*TASK DESCRIPTION*
List each line of the data that holds the word "Akum".

*TASK INPUT*
....

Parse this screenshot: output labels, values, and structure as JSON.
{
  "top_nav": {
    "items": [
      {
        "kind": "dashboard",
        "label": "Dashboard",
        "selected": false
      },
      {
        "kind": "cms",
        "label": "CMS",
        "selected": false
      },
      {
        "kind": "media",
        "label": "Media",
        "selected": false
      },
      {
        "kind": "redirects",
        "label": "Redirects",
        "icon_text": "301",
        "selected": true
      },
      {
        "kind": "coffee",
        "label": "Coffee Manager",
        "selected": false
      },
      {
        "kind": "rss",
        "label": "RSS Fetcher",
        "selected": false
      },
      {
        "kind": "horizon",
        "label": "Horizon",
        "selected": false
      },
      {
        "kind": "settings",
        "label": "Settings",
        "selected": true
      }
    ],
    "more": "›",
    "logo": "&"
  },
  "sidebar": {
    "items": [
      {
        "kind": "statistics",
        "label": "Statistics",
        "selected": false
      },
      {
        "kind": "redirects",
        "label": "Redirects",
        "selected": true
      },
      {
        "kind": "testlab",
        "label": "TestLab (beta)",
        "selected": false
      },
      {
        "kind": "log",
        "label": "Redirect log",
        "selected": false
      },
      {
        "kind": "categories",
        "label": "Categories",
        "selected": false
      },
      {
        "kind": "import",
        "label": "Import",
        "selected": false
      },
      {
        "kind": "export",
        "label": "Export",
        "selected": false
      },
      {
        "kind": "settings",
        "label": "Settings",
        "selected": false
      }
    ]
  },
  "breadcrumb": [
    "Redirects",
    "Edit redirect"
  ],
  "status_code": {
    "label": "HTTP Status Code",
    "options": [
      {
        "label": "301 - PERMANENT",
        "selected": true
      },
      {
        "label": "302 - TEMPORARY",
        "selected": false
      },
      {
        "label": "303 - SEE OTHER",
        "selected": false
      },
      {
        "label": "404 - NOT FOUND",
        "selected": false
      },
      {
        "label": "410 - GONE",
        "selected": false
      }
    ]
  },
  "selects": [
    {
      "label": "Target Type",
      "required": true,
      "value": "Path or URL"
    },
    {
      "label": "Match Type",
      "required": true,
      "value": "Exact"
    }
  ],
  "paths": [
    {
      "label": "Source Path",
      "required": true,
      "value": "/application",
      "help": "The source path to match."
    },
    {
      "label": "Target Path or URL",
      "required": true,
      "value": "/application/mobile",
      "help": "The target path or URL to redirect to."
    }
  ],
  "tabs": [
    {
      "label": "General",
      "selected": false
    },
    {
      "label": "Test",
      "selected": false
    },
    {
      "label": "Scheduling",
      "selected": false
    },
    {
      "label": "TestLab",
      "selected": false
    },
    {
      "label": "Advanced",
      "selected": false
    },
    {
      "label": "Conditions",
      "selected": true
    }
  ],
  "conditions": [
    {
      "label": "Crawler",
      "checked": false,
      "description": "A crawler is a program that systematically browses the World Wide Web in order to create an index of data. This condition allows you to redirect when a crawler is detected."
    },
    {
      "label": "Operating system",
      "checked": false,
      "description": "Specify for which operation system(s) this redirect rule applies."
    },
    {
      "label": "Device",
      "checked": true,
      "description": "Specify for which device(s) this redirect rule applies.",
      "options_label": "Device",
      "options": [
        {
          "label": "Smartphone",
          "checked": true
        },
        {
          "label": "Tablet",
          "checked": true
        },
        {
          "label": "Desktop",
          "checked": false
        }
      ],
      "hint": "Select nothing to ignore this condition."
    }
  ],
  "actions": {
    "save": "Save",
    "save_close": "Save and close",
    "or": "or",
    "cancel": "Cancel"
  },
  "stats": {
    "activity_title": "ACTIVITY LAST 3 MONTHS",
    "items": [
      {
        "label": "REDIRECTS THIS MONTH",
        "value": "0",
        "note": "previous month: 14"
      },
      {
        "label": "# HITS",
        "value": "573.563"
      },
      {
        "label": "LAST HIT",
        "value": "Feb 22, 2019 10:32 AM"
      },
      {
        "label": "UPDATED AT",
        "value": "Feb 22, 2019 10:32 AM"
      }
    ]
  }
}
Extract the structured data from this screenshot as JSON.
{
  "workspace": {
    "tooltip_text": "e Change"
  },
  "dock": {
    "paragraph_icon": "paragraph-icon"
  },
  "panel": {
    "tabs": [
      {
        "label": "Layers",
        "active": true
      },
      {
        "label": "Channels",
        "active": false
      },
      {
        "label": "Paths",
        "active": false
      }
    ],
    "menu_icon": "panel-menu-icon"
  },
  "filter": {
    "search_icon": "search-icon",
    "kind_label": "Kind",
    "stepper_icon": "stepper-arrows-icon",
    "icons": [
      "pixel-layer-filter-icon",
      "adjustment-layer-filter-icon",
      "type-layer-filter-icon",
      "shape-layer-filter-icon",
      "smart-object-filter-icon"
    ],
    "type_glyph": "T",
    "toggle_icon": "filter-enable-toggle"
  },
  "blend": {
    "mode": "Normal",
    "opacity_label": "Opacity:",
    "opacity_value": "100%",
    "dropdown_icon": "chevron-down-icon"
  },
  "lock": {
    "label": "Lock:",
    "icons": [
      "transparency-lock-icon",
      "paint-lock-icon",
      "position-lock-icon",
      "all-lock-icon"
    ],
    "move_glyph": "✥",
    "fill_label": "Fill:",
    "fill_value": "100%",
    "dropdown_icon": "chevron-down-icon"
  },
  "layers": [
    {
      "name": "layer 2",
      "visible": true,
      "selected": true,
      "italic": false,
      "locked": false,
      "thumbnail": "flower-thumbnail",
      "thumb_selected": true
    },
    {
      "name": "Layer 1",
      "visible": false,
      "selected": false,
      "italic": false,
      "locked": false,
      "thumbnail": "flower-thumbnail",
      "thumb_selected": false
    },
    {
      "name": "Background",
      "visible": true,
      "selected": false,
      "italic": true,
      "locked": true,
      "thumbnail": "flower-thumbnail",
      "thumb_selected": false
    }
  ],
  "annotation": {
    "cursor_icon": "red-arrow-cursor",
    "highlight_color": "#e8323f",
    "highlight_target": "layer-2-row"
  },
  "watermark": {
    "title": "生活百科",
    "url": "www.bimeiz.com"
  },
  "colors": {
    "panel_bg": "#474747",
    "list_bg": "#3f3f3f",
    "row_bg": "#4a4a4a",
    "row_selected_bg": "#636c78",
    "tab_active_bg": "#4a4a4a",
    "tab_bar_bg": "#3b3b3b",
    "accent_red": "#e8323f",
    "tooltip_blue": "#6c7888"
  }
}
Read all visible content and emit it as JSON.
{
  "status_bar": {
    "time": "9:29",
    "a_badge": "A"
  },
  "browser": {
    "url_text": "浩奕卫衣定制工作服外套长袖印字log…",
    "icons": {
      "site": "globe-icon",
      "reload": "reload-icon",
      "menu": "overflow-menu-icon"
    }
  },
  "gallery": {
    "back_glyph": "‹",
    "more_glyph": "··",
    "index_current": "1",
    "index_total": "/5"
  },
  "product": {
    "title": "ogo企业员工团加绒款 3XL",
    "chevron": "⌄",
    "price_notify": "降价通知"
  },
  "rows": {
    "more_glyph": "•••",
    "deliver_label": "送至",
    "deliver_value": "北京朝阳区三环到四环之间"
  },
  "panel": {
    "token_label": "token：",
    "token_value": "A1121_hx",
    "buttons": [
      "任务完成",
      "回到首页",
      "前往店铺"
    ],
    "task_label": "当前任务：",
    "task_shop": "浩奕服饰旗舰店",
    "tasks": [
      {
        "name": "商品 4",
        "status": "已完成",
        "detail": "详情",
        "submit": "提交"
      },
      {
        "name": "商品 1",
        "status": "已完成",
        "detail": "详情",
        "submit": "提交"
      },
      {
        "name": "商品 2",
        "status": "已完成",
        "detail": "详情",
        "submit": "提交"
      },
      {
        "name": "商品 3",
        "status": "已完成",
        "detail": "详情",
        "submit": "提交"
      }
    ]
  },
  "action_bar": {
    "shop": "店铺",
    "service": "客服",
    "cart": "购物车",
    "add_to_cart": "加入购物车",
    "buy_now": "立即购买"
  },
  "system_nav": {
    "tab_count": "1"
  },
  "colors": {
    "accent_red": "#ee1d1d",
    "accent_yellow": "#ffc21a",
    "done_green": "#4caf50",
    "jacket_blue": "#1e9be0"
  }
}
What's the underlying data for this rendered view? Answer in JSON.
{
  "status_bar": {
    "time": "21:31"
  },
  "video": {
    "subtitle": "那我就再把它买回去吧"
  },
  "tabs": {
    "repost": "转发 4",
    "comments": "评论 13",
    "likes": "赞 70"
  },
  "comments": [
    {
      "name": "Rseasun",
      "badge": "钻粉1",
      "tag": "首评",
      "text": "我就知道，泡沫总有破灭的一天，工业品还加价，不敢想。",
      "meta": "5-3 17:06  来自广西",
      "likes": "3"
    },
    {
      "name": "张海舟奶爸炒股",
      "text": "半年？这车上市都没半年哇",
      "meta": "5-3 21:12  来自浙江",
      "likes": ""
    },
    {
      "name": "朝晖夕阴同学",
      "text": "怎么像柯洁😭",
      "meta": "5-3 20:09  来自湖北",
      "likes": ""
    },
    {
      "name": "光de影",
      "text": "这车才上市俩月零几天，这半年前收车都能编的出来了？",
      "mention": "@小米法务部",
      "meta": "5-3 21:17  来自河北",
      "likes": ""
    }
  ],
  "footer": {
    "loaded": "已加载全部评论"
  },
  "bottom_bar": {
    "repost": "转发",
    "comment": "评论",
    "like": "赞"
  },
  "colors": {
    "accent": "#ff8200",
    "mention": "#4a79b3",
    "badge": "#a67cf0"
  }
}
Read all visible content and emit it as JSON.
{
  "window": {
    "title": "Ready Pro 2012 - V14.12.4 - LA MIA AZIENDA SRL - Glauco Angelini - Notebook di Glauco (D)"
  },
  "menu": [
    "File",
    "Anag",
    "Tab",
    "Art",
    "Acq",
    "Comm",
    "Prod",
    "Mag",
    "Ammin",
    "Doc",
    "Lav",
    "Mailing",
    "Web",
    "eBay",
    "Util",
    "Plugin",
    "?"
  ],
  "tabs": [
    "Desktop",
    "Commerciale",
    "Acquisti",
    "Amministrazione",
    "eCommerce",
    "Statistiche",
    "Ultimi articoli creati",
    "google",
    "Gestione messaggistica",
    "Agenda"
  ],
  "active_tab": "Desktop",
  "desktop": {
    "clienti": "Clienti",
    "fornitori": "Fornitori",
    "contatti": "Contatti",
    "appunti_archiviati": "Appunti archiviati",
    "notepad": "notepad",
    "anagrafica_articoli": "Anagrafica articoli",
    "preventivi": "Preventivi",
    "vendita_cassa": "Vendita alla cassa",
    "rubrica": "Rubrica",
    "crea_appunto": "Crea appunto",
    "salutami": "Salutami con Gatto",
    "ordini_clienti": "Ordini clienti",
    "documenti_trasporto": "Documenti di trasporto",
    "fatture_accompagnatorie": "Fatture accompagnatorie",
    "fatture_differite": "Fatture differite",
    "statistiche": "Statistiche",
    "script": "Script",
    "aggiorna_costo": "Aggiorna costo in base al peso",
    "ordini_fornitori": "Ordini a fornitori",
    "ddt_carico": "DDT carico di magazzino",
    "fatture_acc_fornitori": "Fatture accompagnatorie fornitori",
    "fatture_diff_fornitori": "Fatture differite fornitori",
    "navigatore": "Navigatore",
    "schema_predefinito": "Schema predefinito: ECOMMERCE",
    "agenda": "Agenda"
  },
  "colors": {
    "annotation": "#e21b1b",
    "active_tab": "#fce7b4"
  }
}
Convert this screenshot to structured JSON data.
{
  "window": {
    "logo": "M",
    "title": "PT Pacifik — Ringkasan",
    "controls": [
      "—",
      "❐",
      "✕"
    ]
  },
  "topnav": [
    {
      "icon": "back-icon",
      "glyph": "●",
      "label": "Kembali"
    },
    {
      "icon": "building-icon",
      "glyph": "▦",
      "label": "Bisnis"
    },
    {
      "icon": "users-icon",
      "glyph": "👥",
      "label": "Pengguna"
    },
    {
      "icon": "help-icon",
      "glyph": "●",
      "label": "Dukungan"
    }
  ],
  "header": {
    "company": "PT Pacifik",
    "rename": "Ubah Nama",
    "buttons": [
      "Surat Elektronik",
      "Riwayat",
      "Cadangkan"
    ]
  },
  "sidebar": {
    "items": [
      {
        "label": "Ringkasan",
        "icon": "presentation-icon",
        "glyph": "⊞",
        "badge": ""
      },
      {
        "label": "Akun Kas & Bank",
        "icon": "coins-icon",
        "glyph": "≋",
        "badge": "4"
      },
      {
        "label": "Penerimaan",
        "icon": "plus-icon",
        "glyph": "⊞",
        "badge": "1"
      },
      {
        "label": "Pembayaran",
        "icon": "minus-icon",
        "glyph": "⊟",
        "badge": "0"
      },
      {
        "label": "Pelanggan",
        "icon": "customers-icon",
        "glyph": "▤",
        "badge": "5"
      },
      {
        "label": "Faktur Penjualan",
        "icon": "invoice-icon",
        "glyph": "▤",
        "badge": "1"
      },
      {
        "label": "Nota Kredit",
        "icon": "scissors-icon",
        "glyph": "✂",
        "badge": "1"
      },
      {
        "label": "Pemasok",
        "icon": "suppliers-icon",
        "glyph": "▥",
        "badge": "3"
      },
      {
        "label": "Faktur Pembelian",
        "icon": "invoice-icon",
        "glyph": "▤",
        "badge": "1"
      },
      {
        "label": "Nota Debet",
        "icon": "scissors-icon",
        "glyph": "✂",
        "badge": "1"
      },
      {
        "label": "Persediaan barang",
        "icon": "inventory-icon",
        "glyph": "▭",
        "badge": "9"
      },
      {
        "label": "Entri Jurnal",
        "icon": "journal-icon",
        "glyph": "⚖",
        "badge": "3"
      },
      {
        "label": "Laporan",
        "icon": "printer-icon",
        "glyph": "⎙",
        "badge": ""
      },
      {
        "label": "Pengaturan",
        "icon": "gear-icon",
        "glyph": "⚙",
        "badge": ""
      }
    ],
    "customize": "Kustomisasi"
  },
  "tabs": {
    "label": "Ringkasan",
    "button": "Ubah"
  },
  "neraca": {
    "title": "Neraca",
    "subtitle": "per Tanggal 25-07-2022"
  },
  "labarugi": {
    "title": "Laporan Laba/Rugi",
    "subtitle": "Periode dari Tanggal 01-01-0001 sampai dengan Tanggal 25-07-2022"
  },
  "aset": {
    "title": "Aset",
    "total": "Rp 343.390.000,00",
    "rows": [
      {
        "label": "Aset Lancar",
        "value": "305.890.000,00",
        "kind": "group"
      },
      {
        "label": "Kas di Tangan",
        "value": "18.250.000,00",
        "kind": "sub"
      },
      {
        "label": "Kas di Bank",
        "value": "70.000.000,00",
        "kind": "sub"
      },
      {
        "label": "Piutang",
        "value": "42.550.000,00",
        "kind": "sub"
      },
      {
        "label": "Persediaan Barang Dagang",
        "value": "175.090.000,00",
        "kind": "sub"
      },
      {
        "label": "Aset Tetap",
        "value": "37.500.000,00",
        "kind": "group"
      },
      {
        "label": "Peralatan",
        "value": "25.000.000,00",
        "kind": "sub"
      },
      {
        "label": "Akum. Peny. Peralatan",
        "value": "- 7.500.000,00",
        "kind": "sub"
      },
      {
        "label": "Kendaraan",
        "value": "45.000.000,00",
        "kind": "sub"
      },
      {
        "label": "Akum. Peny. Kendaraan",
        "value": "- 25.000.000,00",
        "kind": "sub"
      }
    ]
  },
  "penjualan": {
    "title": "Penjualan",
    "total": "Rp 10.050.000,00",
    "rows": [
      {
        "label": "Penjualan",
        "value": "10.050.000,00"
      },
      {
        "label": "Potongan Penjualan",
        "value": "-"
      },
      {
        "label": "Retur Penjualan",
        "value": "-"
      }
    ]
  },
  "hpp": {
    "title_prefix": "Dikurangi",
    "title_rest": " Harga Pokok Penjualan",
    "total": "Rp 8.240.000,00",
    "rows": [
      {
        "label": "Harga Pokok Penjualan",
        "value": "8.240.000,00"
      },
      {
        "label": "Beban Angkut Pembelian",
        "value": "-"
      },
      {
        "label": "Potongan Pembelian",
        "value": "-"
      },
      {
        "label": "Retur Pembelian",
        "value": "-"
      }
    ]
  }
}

....

*THE RESPONSE*
        "label": "Akum. Peny. Peralatan",
        "label": "Akum. Peny. Kendaraan",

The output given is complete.